▶ [Required task]:
Sift the listing for lines that hold the string "panel" and pull them out.

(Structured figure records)
○ ○ ○ ○ ○
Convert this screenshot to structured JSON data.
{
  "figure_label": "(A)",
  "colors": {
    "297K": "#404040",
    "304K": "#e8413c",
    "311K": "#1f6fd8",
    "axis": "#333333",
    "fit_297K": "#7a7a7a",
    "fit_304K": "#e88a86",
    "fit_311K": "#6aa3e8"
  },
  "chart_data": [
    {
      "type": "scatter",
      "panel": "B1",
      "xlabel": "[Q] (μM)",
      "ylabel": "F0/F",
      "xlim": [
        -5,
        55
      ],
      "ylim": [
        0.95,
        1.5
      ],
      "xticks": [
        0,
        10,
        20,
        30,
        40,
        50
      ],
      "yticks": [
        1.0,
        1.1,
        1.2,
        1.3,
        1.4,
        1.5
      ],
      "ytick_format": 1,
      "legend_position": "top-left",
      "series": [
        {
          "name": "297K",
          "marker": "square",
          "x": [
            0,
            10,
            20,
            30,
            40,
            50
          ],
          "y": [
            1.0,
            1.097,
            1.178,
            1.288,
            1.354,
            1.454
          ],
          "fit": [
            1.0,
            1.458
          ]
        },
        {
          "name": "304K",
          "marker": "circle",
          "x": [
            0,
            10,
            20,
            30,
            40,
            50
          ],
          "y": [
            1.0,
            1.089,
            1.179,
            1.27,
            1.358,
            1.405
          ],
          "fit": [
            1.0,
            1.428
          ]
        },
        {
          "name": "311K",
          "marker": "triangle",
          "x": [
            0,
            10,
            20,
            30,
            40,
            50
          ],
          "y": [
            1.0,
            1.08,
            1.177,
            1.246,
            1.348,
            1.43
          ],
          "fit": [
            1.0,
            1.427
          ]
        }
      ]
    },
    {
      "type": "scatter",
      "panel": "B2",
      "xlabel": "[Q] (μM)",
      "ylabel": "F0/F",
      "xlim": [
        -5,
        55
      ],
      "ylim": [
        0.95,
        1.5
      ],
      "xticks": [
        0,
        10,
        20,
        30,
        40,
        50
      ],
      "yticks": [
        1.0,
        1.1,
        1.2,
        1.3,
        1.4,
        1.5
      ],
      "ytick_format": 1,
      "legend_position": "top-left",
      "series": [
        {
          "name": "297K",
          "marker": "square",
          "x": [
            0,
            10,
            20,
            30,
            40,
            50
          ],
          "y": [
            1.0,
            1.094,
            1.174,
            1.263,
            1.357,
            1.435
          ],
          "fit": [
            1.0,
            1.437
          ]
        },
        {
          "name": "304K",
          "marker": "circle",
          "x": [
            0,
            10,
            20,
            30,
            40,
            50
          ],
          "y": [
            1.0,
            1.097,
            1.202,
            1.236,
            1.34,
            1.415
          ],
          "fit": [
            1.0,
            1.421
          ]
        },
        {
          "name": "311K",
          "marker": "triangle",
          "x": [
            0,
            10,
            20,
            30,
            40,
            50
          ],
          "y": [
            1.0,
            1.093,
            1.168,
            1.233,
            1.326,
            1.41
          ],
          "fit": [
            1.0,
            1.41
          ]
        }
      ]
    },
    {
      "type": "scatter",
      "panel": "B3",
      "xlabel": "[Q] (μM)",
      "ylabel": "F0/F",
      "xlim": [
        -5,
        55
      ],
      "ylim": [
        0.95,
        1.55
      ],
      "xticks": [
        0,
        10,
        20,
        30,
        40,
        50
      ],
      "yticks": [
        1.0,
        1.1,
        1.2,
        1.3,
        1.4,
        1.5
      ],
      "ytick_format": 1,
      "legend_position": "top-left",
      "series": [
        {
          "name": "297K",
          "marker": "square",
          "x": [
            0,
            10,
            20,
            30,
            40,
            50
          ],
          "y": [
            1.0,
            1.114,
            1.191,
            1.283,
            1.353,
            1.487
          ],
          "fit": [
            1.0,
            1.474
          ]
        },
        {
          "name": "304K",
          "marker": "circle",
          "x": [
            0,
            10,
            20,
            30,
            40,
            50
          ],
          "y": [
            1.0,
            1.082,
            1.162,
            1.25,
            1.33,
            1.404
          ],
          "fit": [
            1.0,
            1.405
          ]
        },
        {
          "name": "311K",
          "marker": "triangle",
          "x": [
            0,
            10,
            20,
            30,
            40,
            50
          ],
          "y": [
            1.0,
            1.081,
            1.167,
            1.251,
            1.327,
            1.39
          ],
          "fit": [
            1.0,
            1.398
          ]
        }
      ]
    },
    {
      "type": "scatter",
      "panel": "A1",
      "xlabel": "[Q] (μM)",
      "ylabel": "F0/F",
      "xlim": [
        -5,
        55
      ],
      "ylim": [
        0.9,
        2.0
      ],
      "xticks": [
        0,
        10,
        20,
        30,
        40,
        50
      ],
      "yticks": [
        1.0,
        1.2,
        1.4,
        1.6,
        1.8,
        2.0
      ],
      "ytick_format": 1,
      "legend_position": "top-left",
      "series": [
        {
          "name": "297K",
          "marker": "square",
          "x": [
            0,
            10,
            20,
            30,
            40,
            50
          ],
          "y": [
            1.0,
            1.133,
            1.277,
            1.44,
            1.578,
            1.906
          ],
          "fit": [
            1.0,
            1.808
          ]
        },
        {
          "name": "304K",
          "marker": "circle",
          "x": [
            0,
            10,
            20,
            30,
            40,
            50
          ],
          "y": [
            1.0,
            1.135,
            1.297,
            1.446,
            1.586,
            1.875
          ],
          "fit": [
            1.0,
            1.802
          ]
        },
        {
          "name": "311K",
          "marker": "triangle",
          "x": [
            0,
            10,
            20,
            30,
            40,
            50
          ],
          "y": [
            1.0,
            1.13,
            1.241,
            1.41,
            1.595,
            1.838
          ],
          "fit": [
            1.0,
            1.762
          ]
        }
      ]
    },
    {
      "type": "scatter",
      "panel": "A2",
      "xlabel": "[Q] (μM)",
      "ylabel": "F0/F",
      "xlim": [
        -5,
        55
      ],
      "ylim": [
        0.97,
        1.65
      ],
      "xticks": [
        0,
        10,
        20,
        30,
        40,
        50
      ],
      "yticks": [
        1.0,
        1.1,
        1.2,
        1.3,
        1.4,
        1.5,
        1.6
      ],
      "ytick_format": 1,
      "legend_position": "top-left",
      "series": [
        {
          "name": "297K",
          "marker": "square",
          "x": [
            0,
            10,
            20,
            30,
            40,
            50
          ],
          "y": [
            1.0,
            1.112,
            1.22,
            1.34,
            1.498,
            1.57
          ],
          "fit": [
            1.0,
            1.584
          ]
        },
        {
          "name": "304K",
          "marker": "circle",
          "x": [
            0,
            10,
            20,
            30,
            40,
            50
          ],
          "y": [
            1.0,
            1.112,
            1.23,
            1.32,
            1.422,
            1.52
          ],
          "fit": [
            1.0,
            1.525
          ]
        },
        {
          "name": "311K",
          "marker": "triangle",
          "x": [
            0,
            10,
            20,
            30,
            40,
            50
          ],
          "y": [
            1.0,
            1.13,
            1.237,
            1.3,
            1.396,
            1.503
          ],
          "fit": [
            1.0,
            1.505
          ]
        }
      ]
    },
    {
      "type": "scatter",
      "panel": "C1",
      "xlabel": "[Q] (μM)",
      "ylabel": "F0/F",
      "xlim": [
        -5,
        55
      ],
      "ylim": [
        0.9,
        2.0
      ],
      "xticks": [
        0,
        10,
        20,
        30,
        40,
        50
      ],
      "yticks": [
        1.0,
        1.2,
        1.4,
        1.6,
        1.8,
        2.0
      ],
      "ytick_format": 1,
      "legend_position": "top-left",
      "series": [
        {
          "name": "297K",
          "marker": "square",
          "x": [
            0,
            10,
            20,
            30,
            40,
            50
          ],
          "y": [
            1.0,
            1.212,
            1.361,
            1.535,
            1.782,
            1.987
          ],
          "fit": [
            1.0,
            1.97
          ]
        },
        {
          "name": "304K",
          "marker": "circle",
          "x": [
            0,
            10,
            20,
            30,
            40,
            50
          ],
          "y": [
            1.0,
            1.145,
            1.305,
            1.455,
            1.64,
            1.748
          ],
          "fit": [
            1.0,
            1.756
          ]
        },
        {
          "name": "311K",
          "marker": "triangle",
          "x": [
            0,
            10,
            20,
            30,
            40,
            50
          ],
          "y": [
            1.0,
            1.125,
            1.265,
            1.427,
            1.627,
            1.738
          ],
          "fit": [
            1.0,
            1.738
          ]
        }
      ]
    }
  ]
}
○ ○ ○ ○ ○
▶ [Correct output]:
      "panel": "B1",
      "panel": "B2",
      "panel": "B3",
      "panel": "A1",
      "panel": "A2",
      "panel": "C1",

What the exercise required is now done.